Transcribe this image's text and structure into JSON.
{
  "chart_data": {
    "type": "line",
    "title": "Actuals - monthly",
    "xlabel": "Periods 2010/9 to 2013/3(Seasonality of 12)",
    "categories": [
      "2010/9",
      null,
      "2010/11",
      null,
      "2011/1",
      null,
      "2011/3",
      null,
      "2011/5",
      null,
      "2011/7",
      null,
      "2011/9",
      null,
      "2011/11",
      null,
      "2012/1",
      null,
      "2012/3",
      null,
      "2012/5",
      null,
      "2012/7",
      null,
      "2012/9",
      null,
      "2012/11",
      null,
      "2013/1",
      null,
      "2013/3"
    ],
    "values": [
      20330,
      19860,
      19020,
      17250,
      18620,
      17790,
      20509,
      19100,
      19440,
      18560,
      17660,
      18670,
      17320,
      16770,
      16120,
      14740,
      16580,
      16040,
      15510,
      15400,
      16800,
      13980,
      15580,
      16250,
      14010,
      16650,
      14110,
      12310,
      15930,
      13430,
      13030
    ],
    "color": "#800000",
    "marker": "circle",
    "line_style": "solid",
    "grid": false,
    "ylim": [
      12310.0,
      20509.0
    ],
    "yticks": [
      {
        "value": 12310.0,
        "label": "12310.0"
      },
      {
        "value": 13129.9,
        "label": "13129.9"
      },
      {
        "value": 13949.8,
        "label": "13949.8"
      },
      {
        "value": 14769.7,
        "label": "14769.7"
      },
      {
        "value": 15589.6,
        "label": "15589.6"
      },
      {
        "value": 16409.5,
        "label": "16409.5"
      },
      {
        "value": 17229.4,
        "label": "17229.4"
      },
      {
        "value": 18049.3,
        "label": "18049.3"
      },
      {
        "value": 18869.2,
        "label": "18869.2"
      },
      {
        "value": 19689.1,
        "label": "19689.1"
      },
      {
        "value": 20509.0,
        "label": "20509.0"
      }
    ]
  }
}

--------------------

● **WHAT IS NEEDED**:
Produce an exact copy of the whole listing.

● **OUTPUT FOR THIS TASK**:
Transcribe this image's text and structure into JSON.
{
  "chart_data": {
    "type": "line",
    "title": "Actuals - monthly",
    "xlabel": "Periods 2010/9 to 2013/3(Seasonality of 12)",
    "categories": [
      "2010/9",
      null,
      "2010/11",
      null,
      "2011/1",
      null,
      "2011/3",
      null,
      "2011/5",
      null,
      "2011/7",
      null,
      "2011/9",
      null,
      "2011/11",
      null,
      "2012/1",
      null,
      "2012/3",
      null,
      "2012/5",
      null,
      "2012/7",
      null,
      "2012/9",
      null,
      "2012/11",
      null,
      "2013/1",
      null,
      "2013/3"
    ],
    "values": [
      20330,
      19860,
      19020,
      17250,
      18620,
      17790,
      20509,
      19100,
      19440,
      18560,
      17660,
      18670,
      17320,
      16770,
      16120,
      14740,
      16580,
      16040,
      15510,
      15400,
      16800,
      13980,
      15580,
      16250,
      14010,
      16650,
      14110,
      12310,
      15930,
      13430,
      13030
    ],
    "color": "#800000",
    "marker": "circle",
    "line_style": "solid",
    "grid": false,
    "ylim": [
      12310.0,
      20509.0
    ],
    "yticks": [
      {
        "value": 12310.0,
        "label": "12310.0"
      },
      {
        "value": 13129.9,
        "label": "13129.9"
      },
      {
        "value": 13949.8,
        "label": "13949.8"
      },
      {
        "value": 14769.7,
        "label": "14769.7"
      },
      {
        "value": 15589.6,
        "label": "15589.6"
      },
      {
        "value": 16409.5,
        "label": "16409.5"
      },
      {
        "value": 17229.4,
        "label": "17229.4"
      },
      {
        "value": 18049.3,
        "label": "18049.3"
      },
      {
        "value": 18869.2,
        "label": "18869.2"
      },
      {
        "value": 19689.1,
        "label": "19689.1"
      },
      {
        "value": 20509.0,
        "label": "20509.0"
      }
    ]
  }
}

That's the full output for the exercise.